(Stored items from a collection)
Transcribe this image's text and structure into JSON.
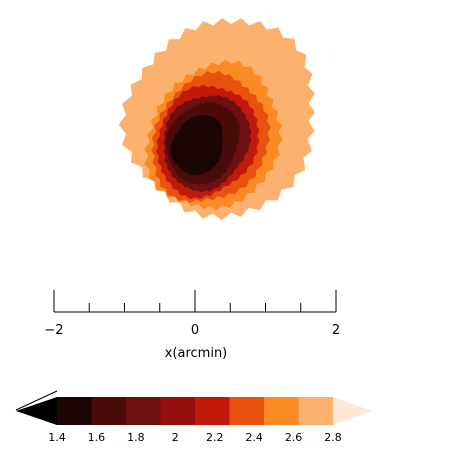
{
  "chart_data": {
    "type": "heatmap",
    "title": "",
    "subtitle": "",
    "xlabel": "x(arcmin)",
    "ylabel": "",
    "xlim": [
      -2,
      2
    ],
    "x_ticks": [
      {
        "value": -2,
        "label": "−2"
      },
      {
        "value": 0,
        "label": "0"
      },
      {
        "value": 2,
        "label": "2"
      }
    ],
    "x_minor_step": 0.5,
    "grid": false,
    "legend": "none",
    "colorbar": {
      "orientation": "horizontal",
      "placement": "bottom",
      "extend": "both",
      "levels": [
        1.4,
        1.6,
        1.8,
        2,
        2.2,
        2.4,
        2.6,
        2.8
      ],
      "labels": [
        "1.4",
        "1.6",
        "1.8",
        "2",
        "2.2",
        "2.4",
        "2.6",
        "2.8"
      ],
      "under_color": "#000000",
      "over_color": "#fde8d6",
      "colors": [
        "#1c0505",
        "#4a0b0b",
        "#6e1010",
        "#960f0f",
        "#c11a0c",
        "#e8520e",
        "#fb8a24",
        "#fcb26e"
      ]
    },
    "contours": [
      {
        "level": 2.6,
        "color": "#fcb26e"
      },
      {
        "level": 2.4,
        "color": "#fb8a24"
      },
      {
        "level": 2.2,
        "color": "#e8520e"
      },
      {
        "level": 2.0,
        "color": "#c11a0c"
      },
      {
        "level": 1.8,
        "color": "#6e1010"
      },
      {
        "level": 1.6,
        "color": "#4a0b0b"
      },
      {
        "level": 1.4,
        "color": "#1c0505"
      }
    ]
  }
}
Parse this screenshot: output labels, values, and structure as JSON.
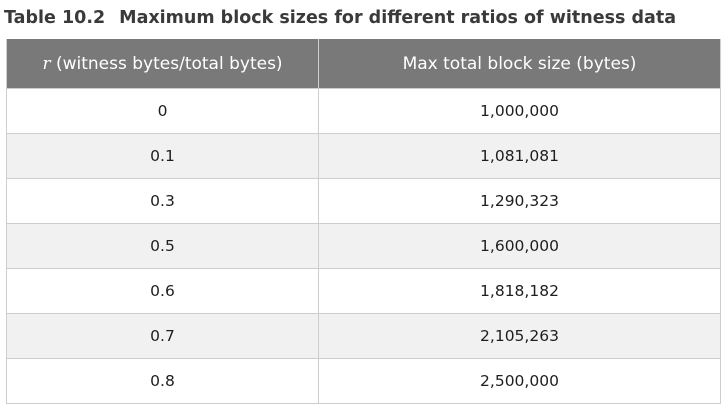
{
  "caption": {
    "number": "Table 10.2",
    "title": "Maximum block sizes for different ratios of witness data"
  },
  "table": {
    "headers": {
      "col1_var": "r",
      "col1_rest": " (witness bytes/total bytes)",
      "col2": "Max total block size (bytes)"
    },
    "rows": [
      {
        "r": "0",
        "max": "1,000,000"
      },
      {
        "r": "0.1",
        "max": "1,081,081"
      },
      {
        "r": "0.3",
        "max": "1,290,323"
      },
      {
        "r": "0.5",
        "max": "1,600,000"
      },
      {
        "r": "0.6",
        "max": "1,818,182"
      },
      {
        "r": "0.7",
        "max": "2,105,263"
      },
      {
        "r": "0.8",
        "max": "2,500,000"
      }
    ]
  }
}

* **Aim**
Pull every line containing "structure" from the material above.

* **Answer to this exercise**
Transcribe this image's text and structure into JSON.
Parse this screenshot: output labels, values, and structure as JSON.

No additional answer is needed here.